PROBLEM TO WORK ON -> Retype the complete listing exactly as it appears.

INFORMATION PROVIDED ->

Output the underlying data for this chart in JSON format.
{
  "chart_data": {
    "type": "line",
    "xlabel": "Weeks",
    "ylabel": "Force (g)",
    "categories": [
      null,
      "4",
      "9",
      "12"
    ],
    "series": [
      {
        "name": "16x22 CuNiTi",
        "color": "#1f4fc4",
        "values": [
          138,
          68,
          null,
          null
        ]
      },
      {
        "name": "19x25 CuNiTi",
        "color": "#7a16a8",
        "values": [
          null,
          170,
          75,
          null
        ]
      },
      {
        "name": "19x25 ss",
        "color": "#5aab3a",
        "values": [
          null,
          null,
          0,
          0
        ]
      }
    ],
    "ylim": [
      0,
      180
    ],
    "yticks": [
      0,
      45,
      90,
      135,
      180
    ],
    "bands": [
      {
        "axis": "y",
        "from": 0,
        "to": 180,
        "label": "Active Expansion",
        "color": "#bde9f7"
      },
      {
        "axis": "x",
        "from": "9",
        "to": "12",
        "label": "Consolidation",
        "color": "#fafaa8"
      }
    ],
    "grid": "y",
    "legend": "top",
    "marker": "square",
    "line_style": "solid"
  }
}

SOLUTION FOR THIS TASK ->
Output the underlying data for this chart in JSON format.
{
  "chart_data": {
    "type": "line",
    "xlabel": "Weeks",
    "ylabel": "Force (g)",
    "categories": [
      null,
      "4",
      "9",
      "12"
    ],
    "series": [
      {
        "name": "16x22 CuNiTi",
        "color": "#1f4fc4",
        "values": [
          138,
          68,
          null,
          null
        ]
      },
      {
        "name": "19x25 CuNiTi",
        "color": "#7a16a8",
        "values": [
          null,
          170,
          75,
          null
        ]
      },
      {
        "name": "19x25 ss",
        "color": "#5aab3a",
        "values": [
          null,
          null,
          0,
          0
        ]
      }
    ],
    "ylim": [
      0,
      180
    ],
    "yticks": [
      0,
      45,
      90,
      135,
      180
    ],
    "bands": [
      {
        "axis": "y",
        "from": 0,
        "to": 180,
        "label": "Active Expansion",
        "color": "#bde9f7"
      },
      {
        "axis": "x",
        "from": "9",
        "to": "12",
        "label": "Consolidation",
        "color": "#fafaa8"
      }
    ],
    "grid": "y",
    "legend": "top",
    "marker": "square",
    "line_style": "solid"
  }
}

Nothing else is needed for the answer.